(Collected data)
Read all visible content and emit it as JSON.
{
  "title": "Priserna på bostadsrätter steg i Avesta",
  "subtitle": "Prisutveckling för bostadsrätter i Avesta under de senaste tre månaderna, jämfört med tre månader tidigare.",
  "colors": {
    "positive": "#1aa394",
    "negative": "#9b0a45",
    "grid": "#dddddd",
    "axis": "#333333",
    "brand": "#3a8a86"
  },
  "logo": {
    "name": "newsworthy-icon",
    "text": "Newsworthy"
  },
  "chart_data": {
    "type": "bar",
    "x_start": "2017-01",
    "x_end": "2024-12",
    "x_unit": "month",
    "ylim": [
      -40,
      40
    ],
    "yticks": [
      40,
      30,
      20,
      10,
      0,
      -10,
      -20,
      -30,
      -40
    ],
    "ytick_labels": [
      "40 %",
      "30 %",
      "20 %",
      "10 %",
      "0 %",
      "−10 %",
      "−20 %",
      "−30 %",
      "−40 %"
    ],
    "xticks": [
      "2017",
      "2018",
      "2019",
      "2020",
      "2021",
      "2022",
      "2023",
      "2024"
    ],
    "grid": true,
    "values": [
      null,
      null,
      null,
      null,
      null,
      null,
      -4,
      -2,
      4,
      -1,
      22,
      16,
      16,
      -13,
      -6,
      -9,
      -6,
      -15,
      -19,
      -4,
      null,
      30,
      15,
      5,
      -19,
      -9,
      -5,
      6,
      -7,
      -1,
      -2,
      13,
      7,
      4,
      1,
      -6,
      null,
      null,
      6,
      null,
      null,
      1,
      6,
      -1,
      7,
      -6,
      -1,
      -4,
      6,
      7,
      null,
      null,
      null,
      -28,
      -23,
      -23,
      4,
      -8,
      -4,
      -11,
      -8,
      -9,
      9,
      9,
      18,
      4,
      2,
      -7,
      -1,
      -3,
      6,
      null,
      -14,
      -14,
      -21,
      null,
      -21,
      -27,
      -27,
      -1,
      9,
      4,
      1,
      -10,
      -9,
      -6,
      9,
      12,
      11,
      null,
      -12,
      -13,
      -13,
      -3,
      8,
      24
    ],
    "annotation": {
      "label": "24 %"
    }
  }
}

## Written exercise
Every line above should be retyped exactly as given.

## Answer to the task
Read all visible content and emit it as JSON.
{
  "title": "Priserna på bostadsrätter steg i Avesta",
  "subtitle": "Prisutveckling för bostadsrätter i Avesta under de senaste tre månaderna, jämfört med tre månader tidigare.",
  "colors": {
    "positive": "#1aa394",
    "negative": "#9b0a45",
    "grid": "#dddddd",
    "axis": "#333333",
    "brand": "#3a8a86"
  },
  "logo": {
    "name": "newsworthy-icon",
    "text": "Newsworthy"
  },
  "chart_data": {
    "type": "bar",
    "x_start": "2017-01",
    "x_end": "2024-12",
    "x_unit": "month",
    "ylim": [
      -40,
      40
    ],
    "yticks": [
      40,
      30,
      20,
      10,
      0,
      -10,
      -20,
      -30,
      -40
    ],
    "ytick_labels": [
      "40 %",
      "30 %",
      "20 %",
      "10 %",
      "0 %",
      "−10 %",
      "−20 %",
      "−30 %",
      "−40 %"
    ],
    "xticks": [
      "2017",
      "2018",
      "2019",
      "2020",
      "2021",
      "2022",
      "2023",
      "2024"
    ],
    "grid": true,
    "values": [
      null,
      null,
      null,
      null,
      null,
      null,
      -4,
      -2,
      4,
      -1,
      22,
      16,
      16,
      -13,
      -6,
      -9,
      -6,
      -15,
      -19,
      -4,
      null,
      30,
      15,
      5,
      -19,
      -9,
      -5,
      6,
      -7,
      -1,
      -2,
      13,
      7,
      4,
      1,
      -6,
      null,
      null,
      6,
      null,
      null,
      1,
      6,
      -1,
      7,
      -6,
      -1,
      -4,
      6,
      7,
      null,
      null,
      null,
      -28,
      -23,
      -23,
      4,
      -8,
      -4,
      -11,
      -8,
      -9,
      9,
      9,
      18,
      4,
      2,
      -7,
      -1,
      -3,
      6,
      null,
      -14,
      -14,
      -21,
      null,
      -21,
      -27,
      -27,
      -1,
      9,
      4,
      1,
      -10,
      -9,
      -6,
      9,
      12,
      11,
      null,
      -12,
      -13,
      -13,
      -3,
      8,
      24
    ],
    "annotation": {
      "label": "24 %"
    }
  }
}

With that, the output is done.